Rows
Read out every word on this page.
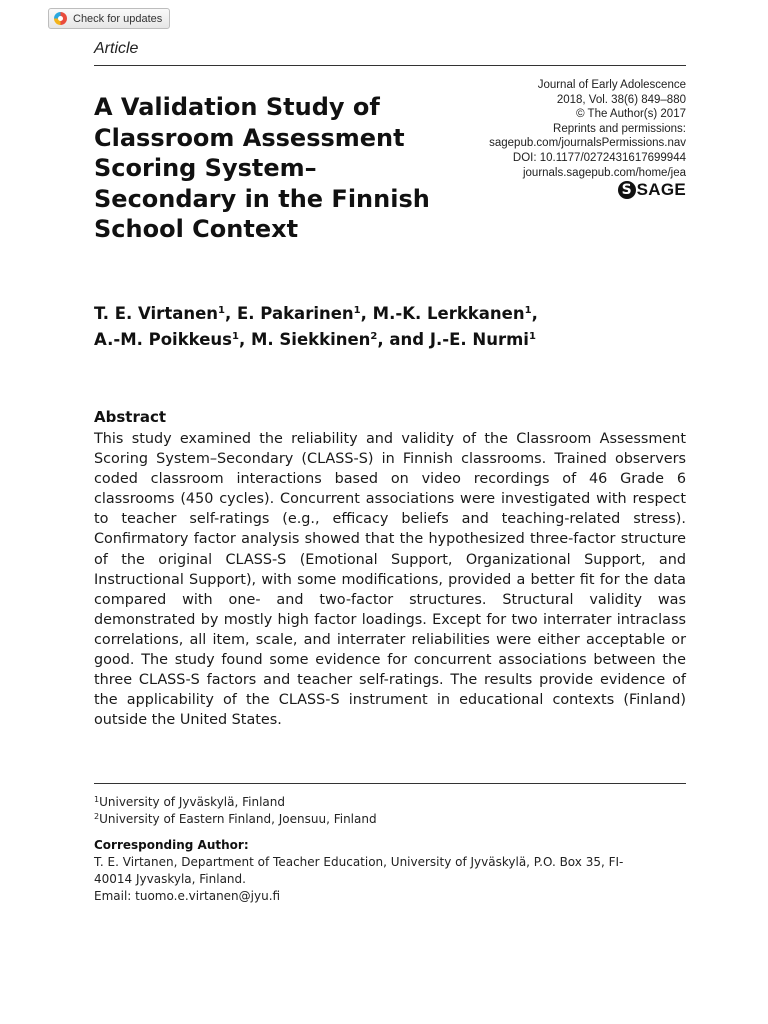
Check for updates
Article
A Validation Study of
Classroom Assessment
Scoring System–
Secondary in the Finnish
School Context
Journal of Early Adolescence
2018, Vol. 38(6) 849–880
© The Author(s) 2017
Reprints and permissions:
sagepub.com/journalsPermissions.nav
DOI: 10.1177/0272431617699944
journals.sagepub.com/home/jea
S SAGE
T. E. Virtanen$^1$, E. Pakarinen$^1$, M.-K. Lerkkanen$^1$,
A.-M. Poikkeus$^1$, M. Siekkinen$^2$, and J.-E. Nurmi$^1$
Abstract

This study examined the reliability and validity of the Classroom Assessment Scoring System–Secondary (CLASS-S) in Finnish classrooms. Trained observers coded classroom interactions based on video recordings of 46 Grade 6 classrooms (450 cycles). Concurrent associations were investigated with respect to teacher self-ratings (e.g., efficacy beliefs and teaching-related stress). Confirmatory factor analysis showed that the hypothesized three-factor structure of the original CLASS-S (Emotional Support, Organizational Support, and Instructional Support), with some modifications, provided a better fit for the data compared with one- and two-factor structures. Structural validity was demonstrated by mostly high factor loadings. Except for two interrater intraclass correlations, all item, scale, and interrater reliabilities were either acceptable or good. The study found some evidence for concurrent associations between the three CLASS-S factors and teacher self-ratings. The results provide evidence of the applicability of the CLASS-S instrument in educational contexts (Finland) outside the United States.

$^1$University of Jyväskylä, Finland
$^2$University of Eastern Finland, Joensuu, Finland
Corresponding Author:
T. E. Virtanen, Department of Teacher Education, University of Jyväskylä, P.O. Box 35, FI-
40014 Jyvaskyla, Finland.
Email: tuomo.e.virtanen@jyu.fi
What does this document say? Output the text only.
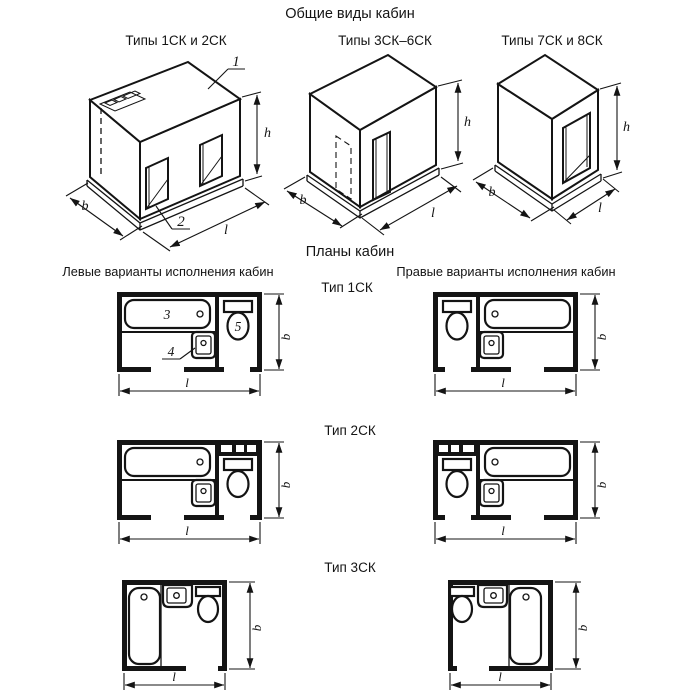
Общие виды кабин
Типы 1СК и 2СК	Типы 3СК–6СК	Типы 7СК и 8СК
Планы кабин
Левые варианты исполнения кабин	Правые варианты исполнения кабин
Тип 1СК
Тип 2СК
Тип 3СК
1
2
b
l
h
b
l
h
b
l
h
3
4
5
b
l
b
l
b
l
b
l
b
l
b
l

Exercise objective
Leave out every picture, and write out exactly the lines from the one bearing "What does this" through the final line.

The solution
What does this document say? Output the text only.
Общие виды кабин
Типы 1СК и 2СК	Типы 3СК–6СК	Типы 7СК и 8СК
Планы кабин
Левые варианты исполнения кабин	Правые варианты исполнения кабин
Тип 1СК
Тип 2СК
Тип 3СК
1
2
b
l
h
b
l
h
b
l
h
3
4
5
b
l
b
l
b
l
b
l
b
l
b
l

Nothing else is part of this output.